┌─ DATA TO USE

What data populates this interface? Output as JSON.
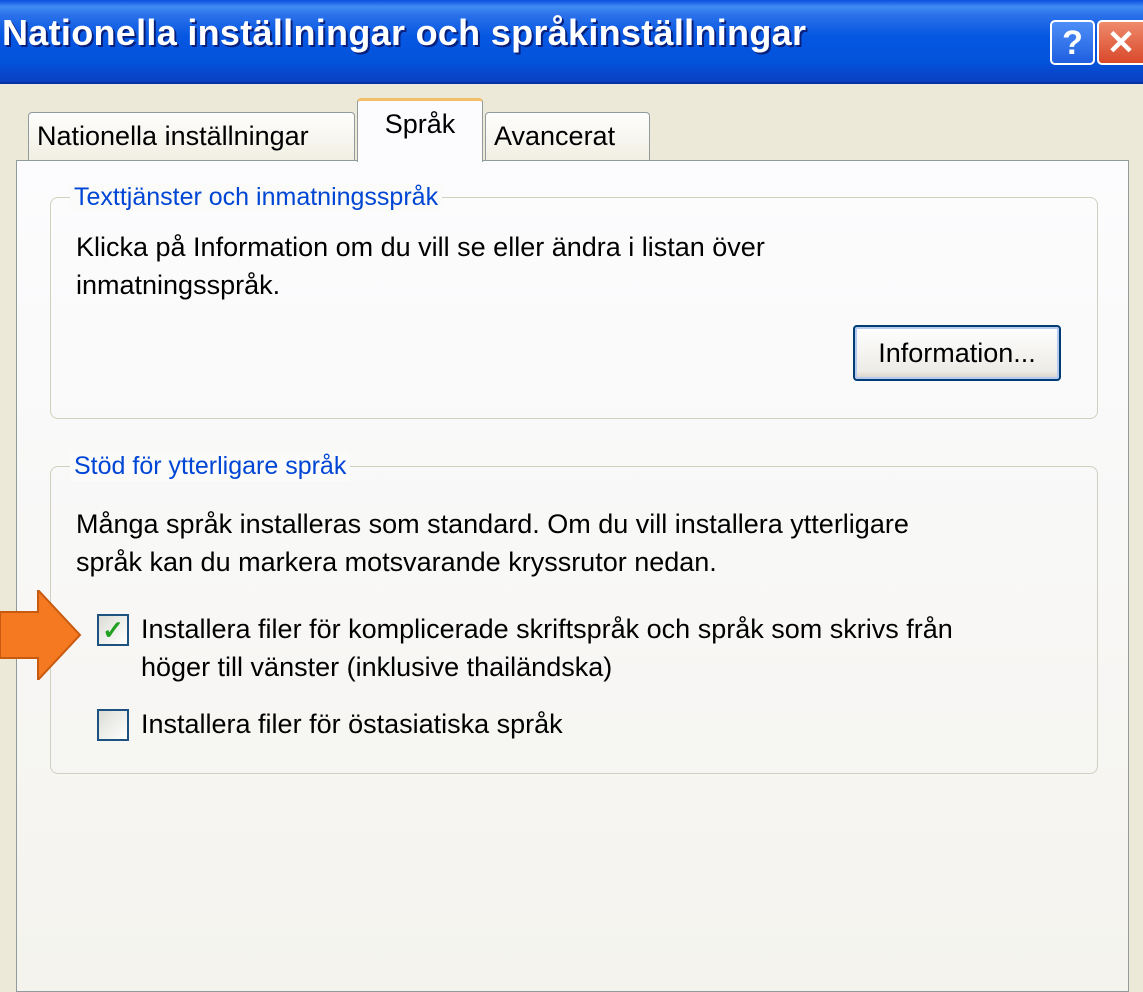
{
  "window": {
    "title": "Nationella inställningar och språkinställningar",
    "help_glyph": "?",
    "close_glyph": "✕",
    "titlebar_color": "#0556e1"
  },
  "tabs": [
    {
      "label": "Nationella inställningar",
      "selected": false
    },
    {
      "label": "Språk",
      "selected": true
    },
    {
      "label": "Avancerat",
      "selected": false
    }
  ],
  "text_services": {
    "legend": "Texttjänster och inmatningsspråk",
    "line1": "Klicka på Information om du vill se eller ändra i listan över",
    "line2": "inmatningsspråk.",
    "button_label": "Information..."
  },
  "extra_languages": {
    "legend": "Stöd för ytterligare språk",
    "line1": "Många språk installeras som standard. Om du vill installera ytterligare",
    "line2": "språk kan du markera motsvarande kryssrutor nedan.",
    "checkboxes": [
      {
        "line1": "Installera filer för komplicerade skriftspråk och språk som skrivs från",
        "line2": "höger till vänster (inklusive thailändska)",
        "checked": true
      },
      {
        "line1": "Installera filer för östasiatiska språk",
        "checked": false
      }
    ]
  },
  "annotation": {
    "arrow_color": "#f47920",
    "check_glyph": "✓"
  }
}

└─

▶ _WHAT NEEDS TO BE DONE_
Keep the pictures out and write out the records exactly.

▶ _RESULT_
What data populates this interface? Output as JSON.
{
  "window": {
    "title": "Nationella inställningar och språkinställningar",
    "help_glyph": "?",
    "close_glyph": "✕",
    "titlebar_color": "#0556e1"
  },
  "tabs": [
    {
      "label": "Nationella inställningar",
      "selected": false
    },
    {
      "label": "Språk",
      "selected": true
    },
    {
      "label": "Avancerat",
      "selected": false
    }
  ],
  "text_services": {
    "legend": "Texttjänster och inmatningsspråk",
    "line1": "Klicka på Information om du vill se eller ändra i listan över",
    "line2": "inmatningsspråk.",
    "button_label": "Information..."
  },
  "extra_languages": {
    "legend": "Stöd för ytterligare språk",
    "line1": "Många språk installeras som standard. Om du vill installera ytterligare",
    "line2": "språk kan du markera motsvarande kryssrutor nedan.",
    "checkboxes": [
      {
        "line1": "Installera filer för komplicerade skriftspråk och språk som skrivs från",
        "line2": "höger till vänster (inklusive thailändska)",
        "checked": true
      },
      {
        "line1": "Installera filer för östasiatiska språk",
        "checked": false
      }
    ]
  },
  "annotation": {
    "arrow_color": "#f47920",
    "check_glyph": "✓"
  }
}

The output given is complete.